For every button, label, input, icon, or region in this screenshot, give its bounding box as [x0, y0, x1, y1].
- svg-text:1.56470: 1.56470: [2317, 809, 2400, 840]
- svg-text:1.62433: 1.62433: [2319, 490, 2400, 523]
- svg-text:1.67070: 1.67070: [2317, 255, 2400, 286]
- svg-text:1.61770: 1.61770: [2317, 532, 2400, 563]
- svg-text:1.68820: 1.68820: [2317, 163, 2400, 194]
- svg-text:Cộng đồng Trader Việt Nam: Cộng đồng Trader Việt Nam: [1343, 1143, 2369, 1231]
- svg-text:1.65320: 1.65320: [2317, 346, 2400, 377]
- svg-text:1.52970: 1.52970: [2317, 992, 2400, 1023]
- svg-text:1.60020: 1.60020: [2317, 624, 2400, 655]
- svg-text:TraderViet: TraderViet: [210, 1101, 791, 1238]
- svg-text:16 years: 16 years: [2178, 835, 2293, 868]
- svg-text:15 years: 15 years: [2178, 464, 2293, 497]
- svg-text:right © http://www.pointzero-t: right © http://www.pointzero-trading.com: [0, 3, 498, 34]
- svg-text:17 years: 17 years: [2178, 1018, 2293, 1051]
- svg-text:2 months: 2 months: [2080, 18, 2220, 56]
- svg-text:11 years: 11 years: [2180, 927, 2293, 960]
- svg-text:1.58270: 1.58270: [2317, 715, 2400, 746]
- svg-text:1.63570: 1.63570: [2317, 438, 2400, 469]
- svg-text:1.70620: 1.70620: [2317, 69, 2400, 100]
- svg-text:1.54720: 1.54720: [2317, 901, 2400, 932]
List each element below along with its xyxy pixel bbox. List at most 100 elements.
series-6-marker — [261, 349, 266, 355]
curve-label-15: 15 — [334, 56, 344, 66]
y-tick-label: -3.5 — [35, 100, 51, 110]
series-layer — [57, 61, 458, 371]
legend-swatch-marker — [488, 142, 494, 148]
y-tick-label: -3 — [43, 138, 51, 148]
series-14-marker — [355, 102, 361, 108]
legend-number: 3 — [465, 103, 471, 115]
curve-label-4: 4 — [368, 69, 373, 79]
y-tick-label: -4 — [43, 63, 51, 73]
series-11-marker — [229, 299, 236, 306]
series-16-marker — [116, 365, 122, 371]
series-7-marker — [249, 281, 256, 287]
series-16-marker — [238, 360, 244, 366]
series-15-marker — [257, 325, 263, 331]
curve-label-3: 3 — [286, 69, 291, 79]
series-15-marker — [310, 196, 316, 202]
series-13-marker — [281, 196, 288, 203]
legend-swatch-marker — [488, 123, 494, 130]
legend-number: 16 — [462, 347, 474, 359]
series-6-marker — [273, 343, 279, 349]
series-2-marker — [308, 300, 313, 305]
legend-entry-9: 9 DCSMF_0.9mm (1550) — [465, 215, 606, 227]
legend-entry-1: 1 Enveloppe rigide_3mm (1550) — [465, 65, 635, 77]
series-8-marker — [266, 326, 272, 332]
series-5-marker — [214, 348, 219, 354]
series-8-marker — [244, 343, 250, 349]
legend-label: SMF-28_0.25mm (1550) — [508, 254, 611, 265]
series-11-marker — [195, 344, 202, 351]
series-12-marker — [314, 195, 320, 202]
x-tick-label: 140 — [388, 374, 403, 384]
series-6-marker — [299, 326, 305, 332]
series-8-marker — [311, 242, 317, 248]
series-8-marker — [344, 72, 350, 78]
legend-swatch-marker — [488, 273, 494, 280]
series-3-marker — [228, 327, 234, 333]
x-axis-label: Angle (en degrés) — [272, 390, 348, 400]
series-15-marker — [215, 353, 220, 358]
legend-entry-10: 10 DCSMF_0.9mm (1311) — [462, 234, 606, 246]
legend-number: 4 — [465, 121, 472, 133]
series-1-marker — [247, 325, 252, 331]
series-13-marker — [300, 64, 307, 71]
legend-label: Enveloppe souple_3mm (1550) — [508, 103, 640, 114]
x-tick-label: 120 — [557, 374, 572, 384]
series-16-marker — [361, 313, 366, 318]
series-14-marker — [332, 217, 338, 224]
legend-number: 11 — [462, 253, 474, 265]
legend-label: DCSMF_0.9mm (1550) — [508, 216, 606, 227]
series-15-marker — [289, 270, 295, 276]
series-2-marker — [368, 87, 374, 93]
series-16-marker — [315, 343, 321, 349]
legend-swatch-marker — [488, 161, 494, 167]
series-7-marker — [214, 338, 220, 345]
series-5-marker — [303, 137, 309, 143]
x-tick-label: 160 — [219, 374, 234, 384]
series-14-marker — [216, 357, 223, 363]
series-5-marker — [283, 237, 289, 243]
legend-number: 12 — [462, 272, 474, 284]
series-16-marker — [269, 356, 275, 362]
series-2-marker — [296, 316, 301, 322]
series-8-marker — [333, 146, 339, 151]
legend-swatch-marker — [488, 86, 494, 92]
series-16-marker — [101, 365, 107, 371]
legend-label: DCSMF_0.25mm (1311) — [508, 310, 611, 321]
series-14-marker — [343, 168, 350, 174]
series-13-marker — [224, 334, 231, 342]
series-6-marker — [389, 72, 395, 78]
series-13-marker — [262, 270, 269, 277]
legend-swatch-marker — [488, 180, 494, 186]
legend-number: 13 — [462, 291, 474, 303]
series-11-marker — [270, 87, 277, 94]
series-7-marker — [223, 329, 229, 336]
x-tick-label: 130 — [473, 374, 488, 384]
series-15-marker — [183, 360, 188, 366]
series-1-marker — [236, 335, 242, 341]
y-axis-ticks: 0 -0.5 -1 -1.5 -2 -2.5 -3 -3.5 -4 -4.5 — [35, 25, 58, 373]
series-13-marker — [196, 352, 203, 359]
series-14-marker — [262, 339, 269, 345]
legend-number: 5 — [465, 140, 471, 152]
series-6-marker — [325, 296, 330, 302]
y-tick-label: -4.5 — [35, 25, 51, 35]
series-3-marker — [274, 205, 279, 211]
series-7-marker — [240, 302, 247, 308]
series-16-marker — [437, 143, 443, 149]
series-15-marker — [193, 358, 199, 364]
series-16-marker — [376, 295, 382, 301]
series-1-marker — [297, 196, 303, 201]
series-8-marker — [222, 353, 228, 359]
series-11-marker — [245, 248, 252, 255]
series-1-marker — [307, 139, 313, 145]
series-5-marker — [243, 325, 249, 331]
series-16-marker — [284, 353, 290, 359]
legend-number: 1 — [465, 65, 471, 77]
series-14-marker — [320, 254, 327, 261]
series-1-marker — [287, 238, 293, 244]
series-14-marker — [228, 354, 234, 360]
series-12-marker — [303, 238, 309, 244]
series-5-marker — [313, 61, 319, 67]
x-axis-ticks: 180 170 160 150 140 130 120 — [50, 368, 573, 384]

════════

**Work to complete**
Rewrite every line of the rows above as a numbered list, leaving out any blank lines.

**Solution to the problem**
1. For every button, label, input, icon, or region in this screenshot, give its bounding box as [x0, y0, x1, y1].
2. - svg-text:1.56470: 1.56470: [2317, 809, 2400, 840]
3. - svg-text:1.62433: 1.62433: [2319, 490, 2400, 523]
4. - svg-text:1.67070: 1.67070: [2317, 255, 2400, 286]
5. - svg-text:1.61770: 1.61770: [2317, 532, 2400, 563]
6. - svg-text:1.68820: 1.68820: [2317, 163, 2400, 194]
7. - svg-text:Cộng đồng Trader Việt Nam: Cộng đồng Trader Việt Nam: [1343, 1143, 2369, 1231]
8. - svg-text:1.65320: 1.65320: [2317, 346, 2400, 377]
9. - svg-text:1.52970: 1.52970: [2317, 992, 2400, 1023]
10. - svg-text:1.60020: 1.60020: [2317, 624, 2400, 655]
11. - svg-text:TraderViet: TraderViet: [210, 1101, 791, 1238]
12. - svg-text:16 years: 16 years: [2178, 835, 2293, 868]
13. - svg-text:15 years: 15 years: [2178, 464, 2293, 497]
14. - svg-text:right © http://www.pointzero-t: right © http://www.pointzero-trading.com: [0, 3, 498, 34]
15. - svg-text:17 years: 17 years: [2178, 1018, 2293, 1051]
16. - svg-text:2 months: 2 months: [2080, 18, 2220, 56]
17. - svg-text:11 years: 11 years: [2180, 927, 2293, 960]
18. - svg-text:1.58270: 1.58270: [2317, 715, 2400, 746]
19. - svg-text:1.63570: 1.63570: [2317, 438, 2400, 469]
20. - svg-text:1.70620: 1.70620: [2317, 69, 2400, 100]
21. - svg-text:1.54720: 1.54720: [2317, 901, 2400, 932]
22. List each element below along with its xyxy pixel bbox. List at most 100 elements.
23. series-6-marker — [261, 349, 266, 355]
24. curve-label-15: 15 — [334, 56, 344, 66]
25. y-tick-label: -3.5 — [35, 100, 51, 110]
26. series-layer — [57, 61, 458, 371]
27. legend-swatch-marker — [488, 142, 494, 148]
28. y-tick-label: -3 — [43, 138, 51, 148]
29. series-14-marker — [355, 102, 361, 108]
30. legend-number: 3 — [465, 103, 471, 115]
31. curve-label-4: 4 — [368, 69, 373, 79]
32. y-tick-label: -4 — [43, 63, 51, 73]
33. series-11-marker — [229, 299, 236, 306]
34. series-16-marker — [116, 365, 122, 371]
35. series-7-marker — [249, 281, 256, 287]
36. series-16-marker — [238, 360, 244, 366]
37. series-15-marker — [257, 325, 263, 331]
38. curve-label-3: 3 — [286, 69, 291, 79]
39. series-15-marker — [310, 196, 316, 202]
40. series-13-marker — [281, 196, 288, 203]
41. legend-swatch-marker — [488, 123, 494, 130]
42. legend-number: 16 — [462, 347, 474, 359]
43. series-6-marker — [273, 343, 279, 349]
44. series-2-marker — [308, 300, 313, 305]
45. legend-entry-9: 9 DCSMF_0.9mm (1550) — [465, 215, 606, 227]
46. legend-entry-1: 1 Enveloppe rigide_3mm (1550) — [465, 65, 635, 77]
47. series-8-marker — [266, 326, 272, 332]
48. series-5-marker — [214, 348, 219, 354]
49. series-8-marker — [244, 343, 250, 349]
50. legend-label: SMF-28_0.25mm (1550) — [508, 254, 611, 265]
51. series-11-marker — [195, 344, 202, 351]
52. series-12-marker — [314, 195, 320, 202]
53. x-tick-label: 140 — [388, 374, 403, 384]
54. series-6-marker — [299, 326, 305, 332]
55. series-8-marker — [311, 242, 317, 248]
56. series-8-marker — [344, 72, 350, 78]
57. legend-swatch-marker — [488, 273, 494, 280]
58. series-3-marker — [228, 327, 234, 333]
59. x-axis-label: Angle (en degrés) — [272, 390, 348, 400]
60. series-15-marker — [215, 353, 220, 358]
61. legend-entry-10: 10 DCSMF_0.9mm (1311) — [462, 234, 606, 246]
62. legend-number: 4 — [465, 121, 472, 133]
63. series-1-marker — [247, 325, 252, 331]
64. series-13-marker — [300, 64, 307, 71]
65. legend-label: Enveloppe souple_3mm (1550) — [508, 103, 640, 114]
66. x-tick-label: 120 — [557, 374, 572, 384]
67. series-16-marker — [361, 313, 366, 318]
68. series-14-marker — [332, 217, 338, 224]
69. legend-number: 11 — [462, 253, 474, 265]
70. legend-label: DCSMF_0.9mm (1550) — [508, 216, 606, 227]
71. series-15-marker — [289, 270, 295, 276]
72. series-2-marker — [368, 87, 374, 93]
73. series-16-marker — [315, 343, 321, 349]
74. legend-swatch-marker — [488, 161, 494, 167]
75. series-7-marker — [214, 338, 220, 345]
76. series-5-marker — [303, 137, 309, 143]
77. x-tick-label: 160 — [219, 374, 234, 384]
78. series-14-marker — [216, 357, 223, 363]
79. series-5-marker — [283, 237, 289, 243]
80. legend-number: 12 — [462, 272, 474, 284]
81. series-16-marker — [269, 356, 275, 362]
82. series-2-marker — [296, 316, 301, 322]
83. series-8-marker — [333, 146, 339, 151]
84. legend-swatch-marker — [488, 86, 494, 92]
85. series-16-marker — [101, 365, 107, 371]
86. legend-label: DCSMF_0.25mm (1311) — [508, 310, 611, 321]
87. series-14-marker — [343, 168, 350, 174]
88. series-13-marker — [224, 334, 231, 342]
89. series-6-marker — [389, 72, 395, 78]
90. series-13-marker — [262, 270, 269, 277]
91. legend-swatch-marker — [488, 180, 494, 186]
92. legend-number: 13 — [462, 291, 474, 303]
93. series-11-marker — [270, 87, 277, 94]
94. series-7-marker — [223, 329, 229, 336]
95. x-tick-label: 130 — [473, 374, 488, 384]
96. series-15-marker — [183, 360, 188, 366]
97. series-1-marker — [236, 335, 242, 341]
98. y-axis-ticks: 0 -0.5 -1 -1.5 -2 -2.5 -3 -3.5 -4 -4.5 — [35, 25, 58, 373]
99. series-13-marker — [196, 352, 203, 359]
100. series-14-marker — [262, 339, 269, 345]
101. legend-number: 5 — [465, 140, 471, 152]
102. series-6-marker — [325, 296, 330, 302]
103. y-tick-label: -4.5 — [35, 25, 51, 35]
104. series-3-marker — [274, 205, 279, 211]
105. series-7-marker — [240, 302, 247, 308]
106. series-16-marker — [437, 143, 443, 149]
107. series-15-marker — [193, 358, 199, 364]
108. series-16-marker — [376, 295, 382, 301]
109. series-1-marker — [297, 196, 303, 201]
110. series-8-marker — [222, 353, 228, 359]
111. series-11-marker — [245, 248, 252, 255]
112. series-1-marker — [307, 139, 313, 145]
113. series-5-marker — [243, 325, 249, 331]
114. series-16-marker — [284, 353, 290, 359]
115. legend-number: 1 — [465, 65, 471, 77]
116. series-14-marker — [320, 254, 327, 261]
117. series-1-marker — [287, 238, 293, 244]
118. series-14-marker — [228, 354, 234, 360]
119. series-12-marker — [303, 238, 309, 244]
120. series-5-marker — [313, 61, 319, 67]
121. x-axis-ticks: 180 170 160 150 140 130 120 — [50, 368, 573, 384]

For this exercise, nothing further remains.